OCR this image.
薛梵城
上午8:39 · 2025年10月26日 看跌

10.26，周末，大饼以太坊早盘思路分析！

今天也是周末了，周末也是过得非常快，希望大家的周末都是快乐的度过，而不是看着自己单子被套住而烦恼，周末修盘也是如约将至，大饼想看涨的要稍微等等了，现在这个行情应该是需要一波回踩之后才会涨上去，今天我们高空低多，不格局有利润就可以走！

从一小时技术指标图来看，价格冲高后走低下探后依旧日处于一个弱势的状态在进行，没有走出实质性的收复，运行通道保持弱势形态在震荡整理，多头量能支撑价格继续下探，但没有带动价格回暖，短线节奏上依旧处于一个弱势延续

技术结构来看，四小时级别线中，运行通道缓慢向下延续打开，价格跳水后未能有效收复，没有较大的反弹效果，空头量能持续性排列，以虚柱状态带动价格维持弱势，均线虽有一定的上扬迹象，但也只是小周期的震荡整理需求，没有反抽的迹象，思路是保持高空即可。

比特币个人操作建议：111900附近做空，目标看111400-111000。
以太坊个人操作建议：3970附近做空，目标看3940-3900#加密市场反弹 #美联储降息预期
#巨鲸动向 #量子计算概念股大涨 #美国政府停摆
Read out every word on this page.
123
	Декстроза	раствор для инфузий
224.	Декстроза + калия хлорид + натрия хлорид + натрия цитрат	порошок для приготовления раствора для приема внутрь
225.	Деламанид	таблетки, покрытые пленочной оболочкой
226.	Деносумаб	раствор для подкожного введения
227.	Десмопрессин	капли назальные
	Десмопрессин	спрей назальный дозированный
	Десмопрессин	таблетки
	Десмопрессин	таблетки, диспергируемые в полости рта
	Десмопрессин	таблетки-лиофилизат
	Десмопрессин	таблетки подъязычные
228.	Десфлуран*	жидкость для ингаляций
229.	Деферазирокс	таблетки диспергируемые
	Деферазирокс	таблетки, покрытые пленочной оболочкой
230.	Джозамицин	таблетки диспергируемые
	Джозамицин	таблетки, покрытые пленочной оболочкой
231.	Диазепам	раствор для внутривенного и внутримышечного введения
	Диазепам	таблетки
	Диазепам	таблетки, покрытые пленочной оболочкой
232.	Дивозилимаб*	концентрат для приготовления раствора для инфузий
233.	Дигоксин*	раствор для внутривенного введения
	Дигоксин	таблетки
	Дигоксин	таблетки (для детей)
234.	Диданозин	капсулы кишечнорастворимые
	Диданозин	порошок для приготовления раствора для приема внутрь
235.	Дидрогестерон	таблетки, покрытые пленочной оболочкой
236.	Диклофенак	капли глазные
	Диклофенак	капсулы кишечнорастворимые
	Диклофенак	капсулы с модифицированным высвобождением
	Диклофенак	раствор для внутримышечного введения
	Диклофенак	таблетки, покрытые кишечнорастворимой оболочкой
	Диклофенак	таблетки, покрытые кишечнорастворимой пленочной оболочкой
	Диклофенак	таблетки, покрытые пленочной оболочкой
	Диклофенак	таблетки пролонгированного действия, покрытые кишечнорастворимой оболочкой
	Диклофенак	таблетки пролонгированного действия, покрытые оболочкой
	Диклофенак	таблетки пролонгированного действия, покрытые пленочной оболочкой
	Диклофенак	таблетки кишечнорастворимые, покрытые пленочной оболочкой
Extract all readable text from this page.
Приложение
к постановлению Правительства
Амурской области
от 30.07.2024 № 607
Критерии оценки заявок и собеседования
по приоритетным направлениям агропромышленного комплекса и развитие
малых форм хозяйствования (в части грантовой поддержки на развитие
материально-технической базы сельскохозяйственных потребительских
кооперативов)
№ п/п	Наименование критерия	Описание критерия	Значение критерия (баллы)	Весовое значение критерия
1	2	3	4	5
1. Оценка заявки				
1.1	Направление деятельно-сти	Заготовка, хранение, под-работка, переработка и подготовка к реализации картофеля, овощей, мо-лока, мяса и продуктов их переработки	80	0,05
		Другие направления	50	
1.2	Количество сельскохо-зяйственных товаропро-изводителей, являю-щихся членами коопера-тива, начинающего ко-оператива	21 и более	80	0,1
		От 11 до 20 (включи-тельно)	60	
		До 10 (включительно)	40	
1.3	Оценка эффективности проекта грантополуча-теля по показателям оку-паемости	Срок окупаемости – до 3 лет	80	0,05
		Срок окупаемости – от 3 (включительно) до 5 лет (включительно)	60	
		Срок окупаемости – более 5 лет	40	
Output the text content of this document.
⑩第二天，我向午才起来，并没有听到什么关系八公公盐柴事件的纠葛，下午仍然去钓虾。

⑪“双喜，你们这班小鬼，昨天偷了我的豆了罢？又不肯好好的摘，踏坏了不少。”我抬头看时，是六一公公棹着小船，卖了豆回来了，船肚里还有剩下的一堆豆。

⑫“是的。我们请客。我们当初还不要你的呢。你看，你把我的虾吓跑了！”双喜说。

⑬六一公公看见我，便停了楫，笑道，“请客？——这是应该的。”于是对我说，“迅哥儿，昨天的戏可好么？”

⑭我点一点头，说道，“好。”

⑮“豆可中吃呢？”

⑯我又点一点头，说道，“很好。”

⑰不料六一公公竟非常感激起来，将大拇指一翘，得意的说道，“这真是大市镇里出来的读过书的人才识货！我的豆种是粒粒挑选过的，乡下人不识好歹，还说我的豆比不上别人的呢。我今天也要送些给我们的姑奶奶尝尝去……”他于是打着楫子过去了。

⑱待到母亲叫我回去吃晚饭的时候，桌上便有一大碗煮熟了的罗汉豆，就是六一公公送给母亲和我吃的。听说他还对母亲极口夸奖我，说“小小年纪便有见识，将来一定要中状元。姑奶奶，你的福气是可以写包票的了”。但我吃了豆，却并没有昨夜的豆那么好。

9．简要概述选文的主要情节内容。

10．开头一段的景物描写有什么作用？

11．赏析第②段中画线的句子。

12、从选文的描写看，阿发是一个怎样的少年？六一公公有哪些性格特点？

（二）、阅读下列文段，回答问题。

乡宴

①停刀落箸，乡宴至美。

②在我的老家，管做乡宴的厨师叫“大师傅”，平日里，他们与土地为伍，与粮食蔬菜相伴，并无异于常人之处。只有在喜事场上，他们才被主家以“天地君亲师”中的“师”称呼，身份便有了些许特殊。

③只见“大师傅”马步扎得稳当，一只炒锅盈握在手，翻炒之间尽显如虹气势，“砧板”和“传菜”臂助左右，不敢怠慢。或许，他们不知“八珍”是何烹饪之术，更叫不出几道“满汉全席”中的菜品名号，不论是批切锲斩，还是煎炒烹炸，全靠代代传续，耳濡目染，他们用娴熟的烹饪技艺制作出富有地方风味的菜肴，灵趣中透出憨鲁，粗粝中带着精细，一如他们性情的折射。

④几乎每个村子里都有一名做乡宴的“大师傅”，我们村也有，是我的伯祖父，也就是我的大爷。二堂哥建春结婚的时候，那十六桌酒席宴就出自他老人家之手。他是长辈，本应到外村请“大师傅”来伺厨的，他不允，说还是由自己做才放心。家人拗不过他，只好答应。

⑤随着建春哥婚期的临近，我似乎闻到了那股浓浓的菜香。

****

» **EXERCISE PROMPT**
Gather from the records above every line containing the string "инфузий".

» **TASK OUTPUT**
	Декстроза	раствор для инфузий
232.	Дивозилимаб*	концентрат для приготовления раствора для инфузий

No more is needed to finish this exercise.